■ Task to carry out:
Output the material beneath exactly, leaving nothing out.

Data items
*****

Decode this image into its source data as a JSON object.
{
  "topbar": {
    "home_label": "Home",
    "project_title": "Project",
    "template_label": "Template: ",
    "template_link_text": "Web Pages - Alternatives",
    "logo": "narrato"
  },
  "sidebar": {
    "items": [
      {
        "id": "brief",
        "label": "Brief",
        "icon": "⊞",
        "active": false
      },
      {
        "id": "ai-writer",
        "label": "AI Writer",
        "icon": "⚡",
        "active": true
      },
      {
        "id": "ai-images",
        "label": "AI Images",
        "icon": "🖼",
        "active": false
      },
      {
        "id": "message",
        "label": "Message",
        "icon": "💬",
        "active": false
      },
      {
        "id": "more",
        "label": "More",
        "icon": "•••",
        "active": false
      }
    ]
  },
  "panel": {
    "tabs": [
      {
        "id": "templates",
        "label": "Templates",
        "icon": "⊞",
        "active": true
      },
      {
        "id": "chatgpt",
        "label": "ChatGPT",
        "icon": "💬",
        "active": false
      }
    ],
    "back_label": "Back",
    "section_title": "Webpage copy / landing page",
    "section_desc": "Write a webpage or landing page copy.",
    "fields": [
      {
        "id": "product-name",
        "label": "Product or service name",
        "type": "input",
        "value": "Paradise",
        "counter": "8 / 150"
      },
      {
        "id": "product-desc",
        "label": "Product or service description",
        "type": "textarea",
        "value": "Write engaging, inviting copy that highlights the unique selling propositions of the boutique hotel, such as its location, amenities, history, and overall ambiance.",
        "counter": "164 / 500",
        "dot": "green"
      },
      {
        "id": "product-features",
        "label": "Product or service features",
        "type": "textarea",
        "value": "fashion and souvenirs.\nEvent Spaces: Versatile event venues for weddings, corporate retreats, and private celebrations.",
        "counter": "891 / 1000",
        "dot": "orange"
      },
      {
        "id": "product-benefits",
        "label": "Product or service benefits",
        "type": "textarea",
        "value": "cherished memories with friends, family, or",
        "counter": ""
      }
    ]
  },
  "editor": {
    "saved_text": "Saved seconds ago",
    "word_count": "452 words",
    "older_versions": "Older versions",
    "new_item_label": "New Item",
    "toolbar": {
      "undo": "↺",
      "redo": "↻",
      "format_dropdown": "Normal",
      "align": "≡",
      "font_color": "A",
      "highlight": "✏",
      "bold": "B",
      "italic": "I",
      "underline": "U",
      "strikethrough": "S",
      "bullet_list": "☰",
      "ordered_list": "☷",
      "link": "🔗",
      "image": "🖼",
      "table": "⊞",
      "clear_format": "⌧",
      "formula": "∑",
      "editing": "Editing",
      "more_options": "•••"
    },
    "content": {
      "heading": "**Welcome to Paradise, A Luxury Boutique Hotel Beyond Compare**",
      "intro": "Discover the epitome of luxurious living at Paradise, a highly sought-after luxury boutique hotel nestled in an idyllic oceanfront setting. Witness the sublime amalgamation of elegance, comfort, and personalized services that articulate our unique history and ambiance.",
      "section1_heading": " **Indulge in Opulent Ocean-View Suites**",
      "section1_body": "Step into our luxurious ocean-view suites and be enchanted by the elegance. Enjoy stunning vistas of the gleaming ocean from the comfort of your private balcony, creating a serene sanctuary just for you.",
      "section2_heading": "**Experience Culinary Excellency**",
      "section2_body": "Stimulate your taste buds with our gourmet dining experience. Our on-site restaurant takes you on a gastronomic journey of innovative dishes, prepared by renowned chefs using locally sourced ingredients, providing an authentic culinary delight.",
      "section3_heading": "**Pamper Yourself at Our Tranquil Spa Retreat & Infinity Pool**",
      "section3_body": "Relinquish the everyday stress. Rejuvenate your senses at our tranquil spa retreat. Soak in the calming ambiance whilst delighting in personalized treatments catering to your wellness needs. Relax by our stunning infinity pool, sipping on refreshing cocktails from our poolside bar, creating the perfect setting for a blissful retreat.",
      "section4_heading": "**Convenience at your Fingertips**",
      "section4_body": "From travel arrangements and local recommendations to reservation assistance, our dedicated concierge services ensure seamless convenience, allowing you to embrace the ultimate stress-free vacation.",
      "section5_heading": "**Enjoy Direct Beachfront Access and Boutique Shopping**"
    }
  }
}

*****

■ Output for this exercise:
Decode this image into its source data as a JSON object.
{
  "topbar": {
    "home_label": "Home",
    "project_title": "Project",
    "template_label": "Template: ",
    "template_link_text": "Web Pages - Alternatives",
    "logo": "narrato"
  },
  "sidebar": {
    "items": [
      {
        "id": "brief",
        "label": "Brief",
        "icon": "⊞",
        "active": false
      },
      {
        "id": "ai-writer",
        "label": "AI Writer",
        "icon": "⚡",
        "active": true
      },
      {
        "id": "ai-images",
        "label": "AI Images",
        "icon": "🖼",
        "active": false
      },
      {
        "id": "message",
        "label": "Message",
        "icon": "💬",
        "active": false
      },
      {
        "id": "more",
        "label": "More",
        "icon": "•••",
        "active": false
      }
    ]
  },
  "panel": {
    "tabs": [
      {
        "id": "templates",
        "label": "Templates",
        "icon": "⊞",
        "active": true
      },
      {
        "id": "chatgpt",
        "label": "ChatGPT",
        "icon": "💬",
        "active": false
      }
    ],
    "back_label": "Back",
    "section_title": "Webpage copy / landing page",
    "section_desc": "Write a webpage or landing page copy.",
    "fields": [
      {
        "id": "product-name",
        "label": "Product or service name",
        "type": "input",
        "value": "Paradise",
        "counter": "8 / 150"
      },
      {
        "id": "product-desc",
        "label": "Product or service description",
        "type": "textarea",
        "value": "Write engaging, inviting copy that highlights the unique selling propositions of the boutique hotel, such as its location, amenities, history, and overall ambiance.",
        "counter": "164 / 500",
        "dot": "green"
      },
      {
        "id": "product-features",
        "label": "Product or service features",
        "type": "textarea",
        "value": "fashion and souvenirs.\nEvent Spaces: Versatile event venues for weddings, corporate retreats, and private celebrations.",
        "counter": "891 / 1000",
        "dot": "orange"
      },
      {
        "id": "product-benefits",
        "label": "Product or service benefits",
        "type": "textarea",
        "value": "cherished memories with friends, family, or",
        "counter": ""
      }
    ]
  },
  "editor": {
    "saved_text": "Saved seconds ago",
    "word_count": "452 words",
    "older_versions": "Older versions",
    "new_item_label": "New Item",
    "toolbar": {
      "undo": "↺",
      "redo": "↻",
      "format_dropdown": "Normal",
      "align": "≡",
      "font_color": "A",
      "highlight": "✏",
      "bold": "B",
      "italic": "I",
      "underline": "U",
      "strikethrough": "S",
      "bullet_list": "☰",
      "ordered_list": "☷",
      "link": "🔗",
      "image": "🖼",
      "table": "⊞",
      "clear_format": "⌧",
      "formula": "∑",
      "editing": "Editing",
      "more_options": "•••"
    },
    "content": {
      "heading": "**Welcome to Paradise, A Luxury Boutique Hotel Beyond Compare**",
      "intro": "Discover the epitome of luxurious living at Paradise, a highly sought-after luxury boutique hotel nestled in an idyllic oceanfront setting. Witness the sublime amalgamation of elegance, comfort, and personalized services that articulate our unique history and ambiance.",
      "section1_heading": " **Indulge in Opulent Ocean-View Suites**",
      "section1_body": "Step into our luxurious ocean-view suites and be enchanted by the elegance. Enjoy stunning vistas of the gleaming ocean from the comfort of your private balcony, creating a serene sanctuary just for you.",
      "section2_heading": "**Experience Culinary Excellency**",
      "section2_body": "Stimulate your taste buds with our gourmet dining experience. Our on-site restaurant takes you on a gastronomic journey of innovative dishes, prepared by renowned chefs using locally sourced ingredients, providing an authentic culinary delight.",
      "section3_heading": "**Pamper Yourself at Our Tranquil Spa Retreat & Infinity Pool**",
      "section3_body": "Relinquish the everyday stress. Rejuvenate your senses at our tranquil spa retreat. Soak in the calming ambiance whilst delighting in personalized treatments catering to your wellness needs. Relax by our stunning infinity pool, sipping on refreshing cocktails from our poolside bar, creating the perfect setting for a blissful retreat.",
      "section4_heading": "**Convenience at your Fingertips**",
      "section4_body": "From travel arrangements and local recommendations to reservation assistance, our dedicated concierge services ensure seamless convenience, allowing you to embrace the ultimate stress-free vacation.",
      "section5_heading": "**Enjoy Direct Beachfront Access and Boutique Shopping**"
    }
  }
}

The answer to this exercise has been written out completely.